[start Given records]

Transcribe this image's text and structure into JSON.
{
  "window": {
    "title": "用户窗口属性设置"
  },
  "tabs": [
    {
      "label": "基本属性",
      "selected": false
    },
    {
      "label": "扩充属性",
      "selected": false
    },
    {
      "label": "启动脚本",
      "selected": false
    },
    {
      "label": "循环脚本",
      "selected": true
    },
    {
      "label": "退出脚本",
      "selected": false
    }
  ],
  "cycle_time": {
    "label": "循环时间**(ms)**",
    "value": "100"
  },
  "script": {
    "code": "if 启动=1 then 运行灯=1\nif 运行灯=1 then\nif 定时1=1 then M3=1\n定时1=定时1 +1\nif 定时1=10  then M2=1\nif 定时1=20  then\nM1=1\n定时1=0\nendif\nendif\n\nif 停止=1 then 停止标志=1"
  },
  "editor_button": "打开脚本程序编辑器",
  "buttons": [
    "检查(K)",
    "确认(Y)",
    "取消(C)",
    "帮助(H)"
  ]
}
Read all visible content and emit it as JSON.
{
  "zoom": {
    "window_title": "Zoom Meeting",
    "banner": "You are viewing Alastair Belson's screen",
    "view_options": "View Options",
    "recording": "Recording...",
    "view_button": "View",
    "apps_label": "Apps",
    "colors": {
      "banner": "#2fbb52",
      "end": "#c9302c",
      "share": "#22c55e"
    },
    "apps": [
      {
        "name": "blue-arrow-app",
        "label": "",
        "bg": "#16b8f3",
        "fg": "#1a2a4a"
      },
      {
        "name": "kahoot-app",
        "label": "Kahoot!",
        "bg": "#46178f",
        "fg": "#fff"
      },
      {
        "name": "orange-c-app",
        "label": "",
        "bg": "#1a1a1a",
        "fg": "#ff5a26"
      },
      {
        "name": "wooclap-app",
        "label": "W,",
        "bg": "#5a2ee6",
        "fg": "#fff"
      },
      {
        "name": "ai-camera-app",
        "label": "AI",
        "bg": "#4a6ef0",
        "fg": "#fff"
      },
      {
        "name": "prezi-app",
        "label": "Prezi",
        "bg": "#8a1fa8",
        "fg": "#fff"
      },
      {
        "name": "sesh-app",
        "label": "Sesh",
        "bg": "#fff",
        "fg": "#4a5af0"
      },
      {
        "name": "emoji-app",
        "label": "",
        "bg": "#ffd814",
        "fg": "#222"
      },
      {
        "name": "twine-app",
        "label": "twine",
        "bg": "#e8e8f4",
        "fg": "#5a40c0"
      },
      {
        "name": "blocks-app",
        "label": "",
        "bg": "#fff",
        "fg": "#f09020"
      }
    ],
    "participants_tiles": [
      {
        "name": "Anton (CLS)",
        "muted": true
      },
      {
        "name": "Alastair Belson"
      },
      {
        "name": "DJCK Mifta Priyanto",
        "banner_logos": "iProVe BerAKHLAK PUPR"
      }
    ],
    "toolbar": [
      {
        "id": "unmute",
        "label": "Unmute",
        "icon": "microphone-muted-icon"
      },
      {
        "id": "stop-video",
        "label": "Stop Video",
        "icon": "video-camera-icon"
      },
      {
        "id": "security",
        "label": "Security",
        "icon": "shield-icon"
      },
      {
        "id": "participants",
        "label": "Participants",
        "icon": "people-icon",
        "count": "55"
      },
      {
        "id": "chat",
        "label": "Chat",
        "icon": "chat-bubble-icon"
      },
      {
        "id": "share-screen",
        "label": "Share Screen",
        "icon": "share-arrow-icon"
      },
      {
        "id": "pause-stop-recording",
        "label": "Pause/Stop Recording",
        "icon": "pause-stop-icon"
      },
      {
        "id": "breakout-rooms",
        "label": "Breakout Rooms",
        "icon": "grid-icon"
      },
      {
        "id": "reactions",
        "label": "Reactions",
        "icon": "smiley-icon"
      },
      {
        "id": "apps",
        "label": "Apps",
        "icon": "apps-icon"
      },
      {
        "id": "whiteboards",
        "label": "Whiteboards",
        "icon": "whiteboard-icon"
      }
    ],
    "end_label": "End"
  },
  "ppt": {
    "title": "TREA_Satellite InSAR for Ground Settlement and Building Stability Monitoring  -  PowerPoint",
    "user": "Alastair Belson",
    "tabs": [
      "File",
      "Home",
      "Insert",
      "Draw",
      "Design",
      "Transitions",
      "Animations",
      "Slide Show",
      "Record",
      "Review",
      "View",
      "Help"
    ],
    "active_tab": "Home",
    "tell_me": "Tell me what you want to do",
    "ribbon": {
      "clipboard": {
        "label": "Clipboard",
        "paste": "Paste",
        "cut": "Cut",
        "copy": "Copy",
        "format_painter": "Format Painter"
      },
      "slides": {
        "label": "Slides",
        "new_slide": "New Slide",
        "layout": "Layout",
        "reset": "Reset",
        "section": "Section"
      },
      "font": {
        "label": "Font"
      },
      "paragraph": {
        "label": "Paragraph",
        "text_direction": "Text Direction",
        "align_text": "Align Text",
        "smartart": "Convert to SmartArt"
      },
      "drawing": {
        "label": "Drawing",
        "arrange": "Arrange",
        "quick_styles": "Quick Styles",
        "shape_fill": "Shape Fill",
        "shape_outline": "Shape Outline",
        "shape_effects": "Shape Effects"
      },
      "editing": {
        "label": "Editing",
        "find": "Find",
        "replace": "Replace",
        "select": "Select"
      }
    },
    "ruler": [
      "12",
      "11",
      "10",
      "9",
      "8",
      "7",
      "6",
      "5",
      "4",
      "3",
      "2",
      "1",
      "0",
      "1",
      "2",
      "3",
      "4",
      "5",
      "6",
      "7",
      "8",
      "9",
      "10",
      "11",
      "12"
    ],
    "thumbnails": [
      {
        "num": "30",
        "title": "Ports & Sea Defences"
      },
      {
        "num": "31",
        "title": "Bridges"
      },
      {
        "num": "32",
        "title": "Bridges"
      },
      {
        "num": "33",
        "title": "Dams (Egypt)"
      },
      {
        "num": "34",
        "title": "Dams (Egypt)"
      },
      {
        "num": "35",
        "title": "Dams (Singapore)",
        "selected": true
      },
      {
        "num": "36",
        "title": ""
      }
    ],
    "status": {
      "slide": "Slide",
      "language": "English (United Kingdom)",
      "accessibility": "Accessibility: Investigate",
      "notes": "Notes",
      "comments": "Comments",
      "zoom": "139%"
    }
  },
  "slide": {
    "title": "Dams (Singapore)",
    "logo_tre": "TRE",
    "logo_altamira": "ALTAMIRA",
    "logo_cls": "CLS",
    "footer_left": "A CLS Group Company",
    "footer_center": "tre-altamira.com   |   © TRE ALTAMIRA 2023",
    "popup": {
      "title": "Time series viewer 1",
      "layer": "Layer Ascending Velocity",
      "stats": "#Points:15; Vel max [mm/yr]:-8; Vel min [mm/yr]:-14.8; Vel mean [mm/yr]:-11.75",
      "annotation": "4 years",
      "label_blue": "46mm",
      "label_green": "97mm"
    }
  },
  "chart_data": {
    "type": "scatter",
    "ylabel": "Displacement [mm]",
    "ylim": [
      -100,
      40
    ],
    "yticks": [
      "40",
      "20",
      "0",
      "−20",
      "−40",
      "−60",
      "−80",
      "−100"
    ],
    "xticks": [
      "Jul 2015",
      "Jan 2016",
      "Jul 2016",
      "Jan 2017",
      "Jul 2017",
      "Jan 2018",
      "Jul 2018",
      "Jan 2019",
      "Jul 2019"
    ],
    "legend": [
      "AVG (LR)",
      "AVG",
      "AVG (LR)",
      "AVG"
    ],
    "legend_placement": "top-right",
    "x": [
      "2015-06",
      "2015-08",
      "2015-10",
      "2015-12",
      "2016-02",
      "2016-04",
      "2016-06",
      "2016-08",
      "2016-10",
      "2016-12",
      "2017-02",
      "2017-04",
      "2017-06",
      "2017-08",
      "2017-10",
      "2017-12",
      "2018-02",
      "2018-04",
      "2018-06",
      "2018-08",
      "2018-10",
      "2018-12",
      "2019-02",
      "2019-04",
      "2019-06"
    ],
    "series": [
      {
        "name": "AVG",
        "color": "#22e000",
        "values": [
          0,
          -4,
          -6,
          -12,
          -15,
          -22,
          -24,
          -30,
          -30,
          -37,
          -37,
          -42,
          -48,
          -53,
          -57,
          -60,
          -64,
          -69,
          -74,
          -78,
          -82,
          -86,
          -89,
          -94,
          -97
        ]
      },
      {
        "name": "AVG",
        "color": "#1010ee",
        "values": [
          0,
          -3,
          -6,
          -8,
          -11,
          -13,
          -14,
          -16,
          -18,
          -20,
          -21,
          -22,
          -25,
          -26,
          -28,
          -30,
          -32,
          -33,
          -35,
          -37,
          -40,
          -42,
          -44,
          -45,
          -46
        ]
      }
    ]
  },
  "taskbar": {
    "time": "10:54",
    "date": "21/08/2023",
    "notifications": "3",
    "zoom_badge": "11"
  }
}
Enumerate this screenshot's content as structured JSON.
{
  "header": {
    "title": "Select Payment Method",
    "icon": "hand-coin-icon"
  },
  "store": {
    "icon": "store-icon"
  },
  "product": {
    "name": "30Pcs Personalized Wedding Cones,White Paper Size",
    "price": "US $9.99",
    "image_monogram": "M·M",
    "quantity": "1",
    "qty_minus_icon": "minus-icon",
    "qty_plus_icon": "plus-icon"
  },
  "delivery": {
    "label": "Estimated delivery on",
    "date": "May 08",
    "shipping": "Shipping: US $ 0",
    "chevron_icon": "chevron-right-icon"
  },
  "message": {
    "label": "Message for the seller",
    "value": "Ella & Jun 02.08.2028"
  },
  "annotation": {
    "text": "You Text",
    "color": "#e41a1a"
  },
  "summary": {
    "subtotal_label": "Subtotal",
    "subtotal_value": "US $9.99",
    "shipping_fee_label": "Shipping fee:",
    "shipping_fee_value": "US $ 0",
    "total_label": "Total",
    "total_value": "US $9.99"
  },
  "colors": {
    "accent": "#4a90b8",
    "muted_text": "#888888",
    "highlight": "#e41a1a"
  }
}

[end Given records]

Return, word for word, every line from the line with "Enumerate this screenshot's" to the final line of the data.

# Exercise answer
Enumerate this screenshot's content as structured JSON.
{
  "header": {
    "title": "Select Payment Method",
    "icon": "hand-coin-icon"
  },
  "store": {
    "icon": "store-icon"
  },
  "product": {
    "name": "30Pcs Personalized Wedding Cones,White Paper Size",
    "price": "US $9.99",
    "image_monogram": "M·M",
    "quantity": "1",
    "qty_minus_icon": "minus-icon",
    "qty_plus_icon": "plus-icon"
  },
  "delivery": {
    "label": "Estimated delivery on",
    "date": "May 08",
    "shipping": "Shipping: US $ 0",
    "chevron_icon": "chevron-right-icon"
  },
  "message": {
    "label": "Message for the seller",
    "value": "Ella & Jun 02.08.2028"
  },
  "annotation": {
    "text": "You Text",
    "color": "#e41a1a"
  },
  "summary": {
    "subtotal_label": "Subtotal",
    "subtotal_value": "US $9.99",
    "shipping_fee_label": "Shipping fee:",
    "shipping_fee_value": "US $ 0",
    "total_label": "Total",
    "total_value": "US $9.99"
  },
  "colors": {
    "accent": "#4a90b8",
    "muted_text": "#888888",
    "highlight": "#e41a1a"
  }
}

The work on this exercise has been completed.